> **Exercise aim**: Write out the listing beneath this instruction in its entirety, exactly as it reads.

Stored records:
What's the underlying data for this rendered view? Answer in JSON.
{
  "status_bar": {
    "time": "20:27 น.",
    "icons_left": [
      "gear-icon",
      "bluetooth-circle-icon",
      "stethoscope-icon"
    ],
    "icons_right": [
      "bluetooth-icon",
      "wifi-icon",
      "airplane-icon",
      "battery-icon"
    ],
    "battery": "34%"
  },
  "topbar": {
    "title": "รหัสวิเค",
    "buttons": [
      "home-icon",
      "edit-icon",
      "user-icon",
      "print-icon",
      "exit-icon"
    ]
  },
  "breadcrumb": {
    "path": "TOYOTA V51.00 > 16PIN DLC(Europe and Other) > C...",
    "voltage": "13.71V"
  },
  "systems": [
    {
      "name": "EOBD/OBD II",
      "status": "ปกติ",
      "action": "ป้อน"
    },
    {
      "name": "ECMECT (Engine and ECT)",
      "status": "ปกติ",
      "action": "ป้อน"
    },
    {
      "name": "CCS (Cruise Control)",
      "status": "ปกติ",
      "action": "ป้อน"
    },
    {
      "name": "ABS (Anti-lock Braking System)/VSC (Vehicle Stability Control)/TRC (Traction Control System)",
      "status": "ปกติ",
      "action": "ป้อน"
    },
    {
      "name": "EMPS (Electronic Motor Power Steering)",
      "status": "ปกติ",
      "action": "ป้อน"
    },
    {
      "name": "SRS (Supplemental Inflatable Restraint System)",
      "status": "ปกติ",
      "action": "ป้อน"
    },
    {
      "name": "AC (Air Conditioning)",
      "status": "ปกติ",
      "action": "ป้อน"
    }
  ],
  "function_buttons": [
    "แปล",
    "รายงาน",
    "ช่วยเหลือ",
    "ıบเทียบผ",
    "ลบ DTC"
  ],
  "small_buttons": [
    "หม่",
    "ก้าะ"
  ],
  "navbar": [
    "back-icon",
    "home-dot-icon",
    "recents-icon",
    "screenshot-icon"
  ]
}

> **Solution below**:
What's the underlying data for this rendered view? Answer in JSON.
{
  "status_bar": {
    "time": "20:27 น.",
    "icons_left": [
      "gear-icon",
      "bluetooth-circle-icon",
      "stethoscope-icon"
    ],
    "icons_right": [
      "bluetooth-icon",
      "wifi-icon",
      "airplane-icon",
      "battery-icon"
    ],
    "battery": "34%"
  },
  "topbar": {
    "title": "รหัสวิเค",
    "buttons": [
      "home-icon",
      "edit-icon",
      "user-icon",
      "print-icon",
      "exit-icon"
    ]
  },
  "breadcrumb": {
    "path": "TOYOTA V51.00 > 16PIN DLC(Europe and Other) > C...",
    "voltage": "13.71V"
  },
  "systems": [
    {
      "name": "EOBD/OBD II",
      "status": "ปกติ",
      "action": "ป้อน"
    },
    {
      "name": "ECMECT (Engine and ECT)",
      "status": "ปกติ",
      "action": "ป้อน"
    },
    {
      "name": "CCS (Cruise Control)",
      "status": "ปกติ",
      "action": "ป้อน"
    },
    {
      "name": "ABS (Anti-lock Braking System)/VSC (Vehicle Stability Control)/TRC (Traction Control System)",
      "status": "ปกติ",
      "action": "ป้อน"
    },
    {
      "name": "EMPS (Electronic Motor Power Steering)",
      "status": "ปกติ",
      "action": "ป้อน"
    },
    {
      "name": "SRS (Supplemental Inflatable Restraint System)",
      "status": "ปกติ",
      "action": "ป้อน"
    },
    {
      "name": "AC (Air Conditioning)",
      "status": "ปกติ",
      "action": "ป้อน"
    }
  ],
  "function_buttons": [
    "แปล",
    "รายงาน",
    "ช่วยเหลือ",
    "ıบเทียบผ",
    "ลบ DTC"
  ],
  "small_buttons": [
    "หม่",
    "ก้าะ"
  ],
  "navbar": [
    "back-icon",
    "home-dot-icon",
    "recents-icon",
    "screenshot-icon"
  ]
}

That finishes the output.